Cell-derived viral genes evolve under stronger purifying selection in Rhadinoviruses.
Aswad A., Katzourakis A.
Like many other large dsDNA viruses, herpesviruses are known to capture host genes to evade host defenses. Little is known about the detailed natural history of such genes, nor do we fully understand their evolutionary dynamics. A major obstacle is that they are often highly divergent, maintaining very low sequence similarity to host homologs. Here, we use the herpesvirus genus Rhadinovirus as a model system to develop an analytical approach that combines complementary evolutionary and bioinformatic techniques, offering results that are both detailed and robust for a range of genes. Using a systematic phylogenetic strategy, we identify the original host lineage of viral genes with high confidence. We show that although host immunomodulatory genes evolve rapidly compared to other host genes, they undergo a clear increase in purifying selection once captured by a virus. To characterize this shift in detail, we developed a novel technique to identify changes in selection pressure that can be attributable to particular domains. These findings will inform us on how viruses develop strategies to evade the immune system, and our synthesis of techniques can be reapplied to other viruses or biological systems with similar analytical challenges.Importance Viruses and hosts have been shown to capture genes from one another as part of the evolutionary arms-race. Such genes offer a natural experiment of the effects on evolutionary pressure, since the same gene exists in vastly different selective environments. However, viral homologs often bear little similarity to the original sequence, complicating the reconstruction of their shared evolutionary history with host counterparts. In this study, we use a genus of herpesviruses as a model system to thoroughly investigate the evolution of host-derived viral genes, using a synthesis of genomics, phylogenetics, selection analysis as well as nucleotide and amino acid modeling.

▸ **Task statement**: Can you write out the whole abstract on purifying selection in Rhadinovirus genes word for word?

Stored data entries
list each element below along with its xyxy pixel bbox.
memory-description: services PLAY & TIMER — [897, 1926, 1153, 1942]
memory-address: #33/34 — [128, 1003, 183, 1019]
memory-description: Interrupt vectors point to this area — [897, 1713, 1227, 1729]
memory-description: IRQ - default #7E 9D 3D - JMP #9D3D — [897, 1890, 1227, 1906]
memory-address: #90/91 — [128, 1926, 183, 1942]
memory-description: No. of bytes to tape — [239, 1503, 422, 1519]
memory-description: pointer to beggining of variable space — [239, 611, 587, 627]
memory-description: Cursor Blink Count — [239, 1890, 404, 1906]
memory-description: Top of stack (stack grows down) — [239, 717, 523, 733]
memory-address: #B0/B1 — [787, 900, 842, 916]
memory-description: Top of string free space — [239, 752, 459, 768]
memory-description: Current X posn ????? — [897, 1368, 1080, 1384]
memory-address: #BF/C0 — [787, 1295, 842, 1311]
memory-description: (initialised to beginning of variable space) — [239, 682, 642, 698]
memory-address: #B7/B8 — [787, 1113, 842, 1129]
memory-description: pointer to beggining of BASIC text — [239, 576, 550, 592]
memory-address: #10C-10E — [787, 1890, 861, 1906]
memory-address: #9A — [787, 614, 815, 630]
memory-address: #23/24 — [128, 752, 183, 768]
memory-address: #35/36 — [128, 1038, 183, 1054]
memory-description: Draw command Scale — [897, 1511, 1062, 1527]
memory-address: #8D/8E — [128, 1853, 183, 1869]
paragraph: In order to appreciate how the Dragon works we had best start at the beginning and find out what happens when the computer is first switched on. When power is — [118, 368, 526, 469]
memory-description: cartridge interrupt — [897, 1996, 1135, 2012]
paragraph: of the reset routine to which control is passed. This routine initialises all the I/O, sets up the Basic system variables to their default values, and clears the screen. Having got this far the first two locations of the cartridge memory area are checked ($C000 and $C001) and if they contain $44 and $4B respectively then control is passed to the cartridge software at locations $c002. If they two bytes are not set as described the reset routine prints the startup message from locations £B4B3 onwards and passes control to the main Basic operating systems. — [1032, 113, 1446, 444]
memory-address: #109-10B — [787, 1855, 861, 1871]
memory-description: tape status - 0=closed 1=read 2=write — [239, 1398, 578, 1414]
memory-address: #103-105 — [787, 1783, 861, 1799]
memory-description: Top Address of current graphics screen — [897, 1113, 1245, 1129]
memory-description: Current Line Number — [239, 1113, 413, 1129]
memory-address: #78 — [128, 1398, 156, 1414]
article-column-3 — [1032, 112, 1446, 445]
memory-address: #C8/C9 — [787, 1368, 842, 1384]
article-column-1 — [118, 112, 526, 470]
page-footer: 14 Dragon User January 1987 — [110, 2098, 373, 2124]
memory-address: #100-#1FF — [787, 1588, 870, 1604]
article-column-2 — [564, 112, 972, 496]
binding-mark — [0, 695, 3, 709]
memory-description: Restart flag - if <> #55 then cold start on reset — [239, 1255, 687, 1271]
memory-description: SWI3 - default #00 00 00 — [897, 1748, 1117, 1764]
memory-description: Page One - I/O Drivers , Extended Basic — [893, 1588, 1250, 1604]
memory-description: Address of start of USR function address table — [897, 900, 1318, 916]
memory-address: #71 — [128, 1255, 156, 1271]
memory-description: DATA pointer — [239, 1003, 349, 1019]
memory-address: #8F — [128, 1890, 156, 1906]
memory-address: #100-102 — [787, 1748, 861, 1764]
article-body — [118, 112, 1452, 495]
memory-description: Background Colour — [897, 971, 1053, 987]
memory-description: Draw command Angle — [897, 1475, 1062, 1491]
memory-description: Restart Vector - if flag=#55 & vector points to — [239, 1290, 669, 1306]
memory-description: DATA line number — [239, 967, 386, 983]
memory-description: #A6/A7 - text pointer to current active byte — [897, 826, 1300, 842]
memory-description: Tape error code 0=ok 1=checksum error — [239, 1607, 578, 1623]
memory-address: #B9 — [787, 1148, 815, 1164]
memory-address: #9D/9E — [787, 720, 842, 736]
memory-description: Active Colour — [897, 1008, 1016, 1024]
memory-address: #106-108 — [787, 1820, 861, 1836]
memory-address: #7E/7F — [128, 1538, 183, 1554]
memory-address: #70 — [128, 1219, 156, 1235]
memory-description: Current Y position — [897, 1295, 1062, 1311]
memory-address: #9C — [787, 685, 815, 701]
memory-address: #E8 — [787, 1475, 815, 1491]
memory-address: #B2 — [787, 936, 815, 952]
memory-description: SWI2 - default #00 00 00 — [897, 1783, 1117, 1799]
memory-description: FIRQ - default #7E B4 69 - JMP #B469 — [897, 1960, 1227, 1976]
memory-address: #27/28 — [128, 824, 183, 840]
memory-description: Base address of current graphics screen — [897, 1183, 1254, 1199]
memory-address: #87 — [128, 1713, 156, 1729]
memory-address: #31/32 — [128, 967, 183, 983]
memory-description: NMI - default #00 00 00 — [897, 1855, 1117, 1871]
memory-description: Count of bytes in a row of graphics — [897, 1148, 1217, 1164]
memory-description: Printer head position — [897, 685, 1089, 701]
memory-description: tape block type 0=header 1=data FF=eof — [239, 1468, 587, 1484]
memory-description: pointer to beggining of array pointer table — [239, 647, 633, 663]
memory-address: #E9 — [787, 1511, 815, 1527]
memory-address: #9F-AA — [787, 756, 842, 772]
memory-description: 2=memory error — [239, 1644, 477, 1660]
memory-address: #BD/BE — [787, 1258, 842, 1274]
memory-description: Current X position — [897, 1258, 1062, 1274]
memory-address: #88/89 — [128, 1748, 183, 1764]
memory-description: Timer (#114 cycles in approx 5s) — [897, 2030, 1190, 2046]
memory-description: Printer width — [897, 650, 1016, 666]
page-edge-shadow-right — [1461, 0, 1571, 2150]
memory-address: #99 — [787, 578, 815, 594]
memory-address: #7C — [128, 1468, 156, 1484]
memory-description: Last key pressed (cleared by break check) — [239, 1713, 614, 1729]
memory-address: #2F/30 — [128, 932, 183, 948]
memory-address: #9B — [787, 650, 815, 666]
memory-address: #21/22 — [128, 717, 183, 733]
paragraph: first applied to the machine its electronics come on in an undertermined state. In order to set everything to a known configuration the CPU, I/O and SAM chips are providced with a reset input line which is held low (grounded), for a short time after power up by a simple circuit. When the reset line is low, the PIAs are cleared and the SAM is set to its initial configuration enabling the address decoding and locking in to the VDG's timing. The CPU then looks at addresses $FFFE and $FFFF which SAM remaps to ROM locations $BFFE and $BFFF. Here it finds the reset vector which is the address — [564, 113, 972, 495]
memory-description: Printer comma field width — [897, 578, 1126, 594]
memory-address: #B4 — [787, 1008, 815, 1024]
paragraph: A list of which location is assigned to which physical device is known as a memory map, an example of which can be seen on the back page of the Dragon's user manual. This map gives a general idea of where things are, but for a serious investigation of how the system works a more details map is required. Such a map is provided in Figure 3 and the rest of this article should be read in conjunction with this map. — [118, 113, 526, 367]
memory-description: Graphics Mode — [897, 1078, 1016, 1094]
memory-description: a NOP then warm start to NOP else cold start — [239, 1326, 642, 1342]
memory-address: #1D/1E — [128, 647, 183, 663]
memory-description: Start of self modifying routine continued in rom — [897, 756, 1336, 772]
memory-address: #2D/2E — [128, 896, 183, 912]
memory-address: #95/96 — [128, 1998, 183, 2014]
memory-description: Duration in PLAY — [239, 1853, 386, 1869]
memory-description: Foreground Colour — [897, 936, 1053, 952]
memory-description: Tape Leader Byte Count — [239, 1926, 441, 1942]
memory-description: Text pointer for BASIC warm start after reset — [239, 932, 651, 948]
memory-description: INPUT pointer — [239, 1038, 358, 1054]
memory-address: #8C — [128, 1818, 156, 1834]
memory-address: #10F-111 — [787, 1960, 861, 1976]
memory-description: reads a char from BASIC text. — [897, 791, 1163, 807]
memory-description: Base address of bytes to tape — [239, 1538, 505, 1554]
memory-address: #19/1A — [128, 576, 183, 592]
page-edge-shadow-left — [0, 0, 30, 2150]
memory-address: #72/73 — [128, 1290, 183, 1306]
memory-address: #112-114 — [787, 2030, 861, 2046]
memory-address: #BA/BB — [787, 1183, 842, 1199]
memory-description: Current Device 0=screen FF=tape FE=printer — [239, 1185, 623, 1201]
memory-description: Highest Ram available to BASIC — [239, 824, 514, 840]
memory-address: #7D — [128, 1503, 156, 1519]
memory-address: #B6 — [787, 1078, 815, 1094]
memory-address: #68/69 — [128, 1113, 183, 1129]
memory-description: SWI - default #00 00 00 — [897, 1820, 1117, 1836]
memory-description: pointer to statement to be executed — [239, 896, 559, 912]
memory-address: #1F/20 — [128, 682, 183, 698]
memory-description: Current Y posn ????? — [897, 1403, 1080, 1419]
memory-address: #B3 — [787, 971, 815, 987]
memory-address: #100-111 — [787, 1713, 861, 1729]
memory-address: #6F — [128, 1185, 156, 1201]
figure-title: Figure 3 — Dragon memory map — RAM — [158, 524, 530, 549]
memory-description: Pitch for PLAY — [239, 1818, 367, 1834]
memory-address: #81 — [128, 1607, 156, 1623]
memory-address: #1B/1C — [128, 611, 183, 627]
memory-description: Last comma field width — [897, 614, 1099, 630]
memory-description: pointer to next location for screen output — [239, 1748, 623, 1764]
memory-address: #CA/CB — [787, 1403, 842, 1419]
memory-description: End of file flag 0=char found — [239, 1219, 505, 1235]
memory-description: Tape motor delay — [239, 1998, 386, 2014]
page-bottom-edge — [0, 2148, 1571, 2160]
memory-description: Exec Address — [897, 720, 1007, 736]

▸ **Exercise answer**:
Cell-derived viral genes evolve under stronger purifying selection in Rhadinoviruses.
Aswad A., Katzourakis A.
Like many other large dsDNA viruses, herpesviruses are known to capture host genes to evade host defenses. Little is known about the detailed natural history of such genes, nor do we fully understand their evolutionary dynamics. A major obstacle is that they are often highly divergent, maintaining very low sequence similarity to host homologs. Here, we use the herpesvirus genus Rhadinovirus as a model system to develop an analytical approach that combines complementary evolutionary and bioinformatic techniques, offering results that are both detailed and robust for a range of genes. Using a systematic phylogenetic strategy, we identify the original host lineage of viral genes with high confidence. We show that although host immunomodulatory genes evolve rapidly compared to other host genes, they undergo a clear increase in purifying selection once captured by a virus. To characterize this shift in detail, we developed a novel technique to identify changes in selection pressure that can be attributable to particular domains. These findings will inform us on how viruses develop strategies to evade the immune system, and our synthesis of techniques can be reapplied to other viruses or biological systems with similar analytical challenges.Importance Viruses and hosts have been shown to capture genes from one another as part of the evolutionary arms-race. Such genes offer a natural experiment of the effects on evolutionary pressure, since the same gene exists in vastly different selective environments. However, viral homologs often bear little similarity to the original sequence, complicating the reconstruction of their shared evolutionary history with host counterparts. In this study, we use a genus of herpesviruses as a model system to thoroughly investigate the evolution of host-derived viral genes, using a synthesis of genomics, phylogenetics, selection analysis as well as nucleotide and amino acid modeling.